___ Provided records

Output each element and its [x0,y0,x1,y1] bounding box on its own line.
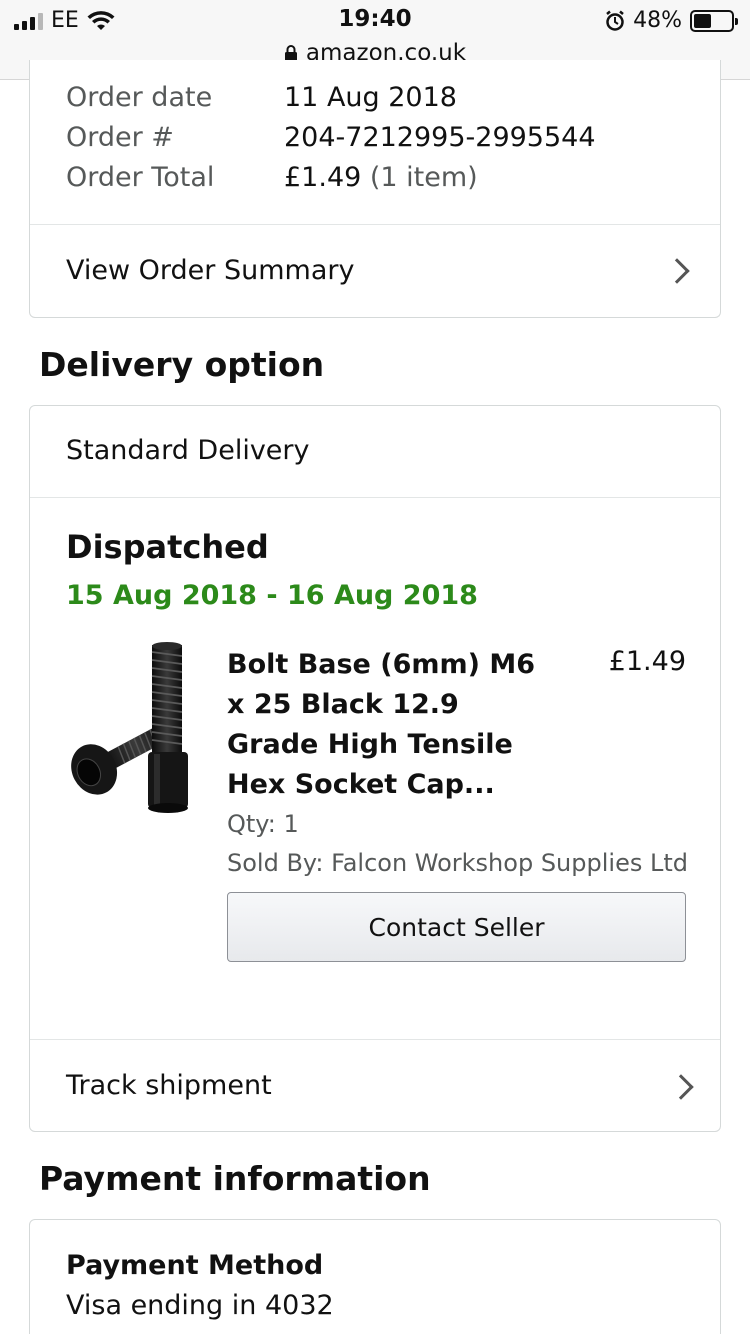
product-title[interactable]: Bolt Base (6mm) M6 x 25 Black 12.9 Grade… [227,645,557,805]
product-price: £1.49 [608,646,686,677]
order-number-label: Order # [66,122,174,153]
product-title-line: Grade High Tensile [227,729,513,760]
payment-section-title: Payment information [39,1159,431,1198]
order-total-row: Order Total £1.49 (1 item) [66,162,478,193]
chevron-right-icon [668,1074,694,1100]
product-title-line: Bolt Base (6mm) M6 [227,649,536,680]
view-order-summary-label: View Order Summary [66,255,355,286]
status-right: 48% [605,8,738,33]
order-number-row: Order # 204-7212995-2995544 [66,122,596,153]
product-image[interactable] [64,640,194,815]
seller-name: Sold By: Falcon Workshop Supplies Ltd [227,849,688,877]
contact-seller-button[interactable]: Contact Seller [227,892,686,962]
payment-method-value: Visa ending in 4032 [66,1290,334,1321]
delivery-date-range: 15 Aug 2018 - 16 Aug 2018 [66,580,478,611]
order-number-value: 204-7212995-2995544 [284,122,596,153]
product-title-line: x 25 Black 12.9 [227,689,459,720]
order-item-count: (1 item) [369,162,478,193]
order-total-label: Order Total [66,162,215,193]
order-date-label: Order date [66,82,213,113]
battery-percent: 48% [633,8,682,33]
product-quantity: Qty: 1 [227,810,299,838]
lock-icon [284,45,297,61]
order-date-value: 11 Aug 2018 [284,82,457,113]
battery-icon [690,9,738,32]
alarm-icon [606,10,624,31]
payment-card: Payment Method Visa ending in 4032 [29,1219,721,1334]
order-info-card: Order date 11 Aug 2018 Order # 204-7212995… [29,60,721,318]
chevron-right-icon [664,258,690,284]
order-date-row: Order date 11 Aug 2018 [66,82,457,113]
delivery-section-title: Delivery option [39,345,325,384]
shipment-status: Dispatched [66,528,269,566]
order-total-value: £1.49 [284,162,362,193]
view-order-summary-link[interactable]: View Order Summary [30,225,720,317]
delivery-method: Standard Delivery [66,435,310,466]
payment-method-label: Payment Method [66,1250,324,1281]
battery-fill [694,13,712,28]
track-shipment-label: Track shipment [66,1070,272,1101]
product-title-line: Hex Socket Cap... [227,769,495,800]
track-shipment-link[interactable]: Track shipment [30,1040,720,1132]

______

◆ Work to be completed ◆
Copy every line of the rows above without any changes, and leave the pictures out of your answer.

◆ Exercise answer ◆
Output each element and its [x0,y0,x1,y1] bounding box on its own line.
product-title[interactable]: Bolt Base (6mm) M6 x 25 Black 12.9 Grade… [227,645,557,805]
product-price: £1.49 [608,646,686,677]
order-number-label: Order # [66,122,174,153]
product-title-line: Grade High Tensile [227,729,513,760]
payment-section-title: Payment information [39,1159,431,1198]
order-total-row: Order Total £1.49 (1 item) [66,162,478,193]
chevron-right-icon [668,1074,694,1100]
product-title-line: Bolt Base (6mm) M6 [227,649,536,680]
view-order-summary-label: View Order Summary [66,255,355,286]
status-right: 48% [605,8,738,33]
order-number-row: Order # 204-7212995-2995544 [66,122,596,153]
product-image[interactable] [64,640,194,815]
seller-name: Sold By: Falcon Workshop Supplies Ltd [227,849,688,877]
contact-seller-button[interactable]: Contact Seller [227,892,686,962]
payment-method-value: Visa ending in 4032 [66,1290,334,1321]
delivery-date-range: 15 Aug 2018 - 16 Aug 2018 [66,580,478,611]
order-number-value: 204-7212995-2995544 [284,122,596,153]
product-title-line: x 25 Black 12.9 [227,689,459,720]
order-item-count: (1 item) [369,162,478,193]
order-total-label: Order Total [66,162,215,193]
order-date-label: Order date [66,82,213,113]
battery-percent: 48% [633,8,682,33]
product-quantity: Qty: 1 [227,810,299,838]
lock-icon [284,45,297,61]
order-date-value: 11 Aug 2018 [284,82,457,113]
battery-icon [690,9,738,32]
alarm-icon [606,10,624,31]
payment-card: Payment Method Visa ending in 4032 [29,1219,721,1334]
order-info-card: Order date 11 Aug 2018 Order # 204-7212995… [29,60,721,318]
chevron-right-icon [664,258,690,284]
order-date-row: Order date 11 Aug 2018 [66,82,457,113]
delivery-section-title: Delivery option [39,345,325,384]
shipment-status: Dispatched [66,528,269,566]
order-total-value: £1.49 [284,162,362,193]
view-order-summary-link[interactable]: View Order Summary [30,225,720,317]
delivery-method: Standard Delivery [66,435,310,466]
payment-method-label: Payment Method [66,1250,324,1281]
battery-fill [694,13,712,28]
track-shipment-label: Track shipment [66,1070,272,1101]
product-title-line: Hex Socket Cap... [227,769,495,800]
track-shipment-link[interactable]: Track shipment [30,1040,720,1132]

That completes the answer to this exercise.